■ TASK BRIEF: Write the material out again in full, exactly.

(Source records)
[BEGIN]

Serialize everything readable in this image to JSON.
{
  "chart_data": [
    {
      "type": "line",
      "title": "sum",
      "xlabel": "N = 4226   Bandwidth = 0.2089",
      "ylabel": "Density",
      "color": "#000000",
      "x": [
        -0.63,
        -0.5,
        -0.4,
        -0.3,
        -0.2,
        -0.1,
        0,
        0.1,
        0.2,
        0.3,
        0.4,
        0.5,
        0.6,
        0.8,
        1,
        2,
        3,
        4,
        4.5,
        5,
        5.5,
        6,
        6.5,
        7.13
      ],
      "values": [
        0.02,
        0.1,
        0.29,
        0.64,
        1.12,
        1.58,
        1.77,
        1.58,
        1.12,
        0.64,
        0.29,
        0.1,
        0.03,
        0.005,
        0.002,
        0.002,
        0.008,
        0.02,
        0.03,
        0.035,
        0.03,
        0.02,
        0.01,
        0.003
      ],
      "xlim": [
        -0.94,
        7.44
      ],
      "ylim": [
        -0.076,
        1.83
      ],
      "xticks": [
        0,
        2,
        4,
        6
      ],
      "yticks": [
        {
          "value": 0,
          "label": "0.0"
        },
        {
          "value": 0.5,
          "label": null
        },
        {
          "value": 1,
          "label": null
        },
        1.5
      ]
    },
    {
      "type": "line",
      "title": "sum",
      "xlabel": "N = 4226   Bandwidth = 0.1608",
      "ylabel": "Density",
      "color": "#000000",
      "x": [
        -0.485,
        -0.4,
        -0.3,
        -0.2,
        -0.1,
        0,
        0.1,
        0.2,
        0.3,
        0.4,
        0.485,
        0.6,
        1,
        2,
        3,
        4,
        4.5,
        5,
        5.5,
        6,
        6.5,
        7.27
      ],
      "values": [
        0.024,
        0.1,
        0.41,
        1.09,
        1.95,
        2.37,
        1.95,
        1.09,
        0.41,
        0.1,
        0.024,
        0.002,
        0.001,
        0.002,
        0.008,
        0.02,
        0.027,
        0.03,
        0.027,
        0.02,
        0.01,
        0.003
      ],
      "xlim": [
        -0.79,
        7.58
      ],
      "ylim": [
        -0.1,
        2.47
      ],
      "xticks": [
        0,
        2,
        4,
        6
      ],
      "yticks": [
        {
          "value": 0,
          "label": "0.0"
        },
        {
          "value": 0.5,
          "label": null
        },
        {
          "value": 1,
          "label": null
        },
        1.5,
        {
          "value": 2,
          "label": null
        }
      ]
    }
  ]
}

[END]

■ EXERCISE RESPONSE:
Serialize everything readable in this image to JSON.
{
  "chart_data": [
    {
      "type": "line",
      "title": "sum",
      "xlabel": "N = 4226   Bandwidth = 0.2089",
      "ylabel": "Density",
      "color": "#000000",
      "x": [
        -0.63,
        -0.5,
        -0.4,
        -0.3,
        -0.2,
        -0.1,
        0,
        0.1,
        0.2,
        0.3,
        0.4,
        0.5,
        0.6,
        0.8,
        1,
        2,
        3,
        4,
        4.5,
        5,
        5.5,
        6,
        6.5,
        7.13
      ],
      "values": [
        0.02,
        0.1,
        0.29,
        0.64,
        1.12,
        1.58,
        1.77,
        1.58,
        1.12,
        0.64,
        0.29,
        0.1,
        0.03,
        0.005,
        0.002,
        0.002,
        0.008,
        0.02,
        0.03,
        0.035,
        0.03,
        0.02,
        0.01,
        0.003
      ],
      "xlim": [
        -0.94,
        7.44
      ],
      "ylim": [
        -0.076,
        1.83
      ],
      "xticks": [
        0,
        2,
        4,
        6
      ],
      "yticks": [
        {
          "value": 0,
          "label": "0.0"
        },
        {
          "value": 0.5,
          "label": null
        },
        {
          "value": 1,
          "label": null
        },
        1.5
      ]
    },
    {
      "type": "line",
      "title": "sum",
      "xlabel": "N = 4226   Bandwidth = 0.1608",
      "ylabel": "Density",
      "color": "#000000",
      "x": [
        -0.485,
        -0.4,
        -0.3,
        -0.2,
        -0.1,
        0,
        0.1,
        0.2,
        0.3,
        0.4,
        0.485,
        0.6,
        1,
        2,
        3,
        4,
        4.5,
        5,
        5.5,
        6,
        6.5,
        7.27
      ],
      "values": [
        0.024,
        0.1,
        0.41,
        1.09,
        1.95,
        2.37,
        1.95,
        1.09,
        0.41,
        0.1,
        0.024,
        0.002,
        0.001,
        0.002,
        0.008,
        0.02,
        0.027,
        0.03,
        0.027,
        0.02,
        0.01,
        0.003
      ],
      "xlim": [
        -0.79,
        7.58
      ],
      "ylim": [
        -0.1,
        2.47
      ],
      "xticks": [
        0,
        2,
        4,
        6
      ],
      "yticks": [
        {
          "value": 0,
          "label": "0.0"
        },
        {
          "value": 0.5,
          "label": null
        },
        {
          "value": 1,
          "label": null
        },
        1.5,
        {
          "value": 2,
          "label": null
        }
      ]
    }
  ]
}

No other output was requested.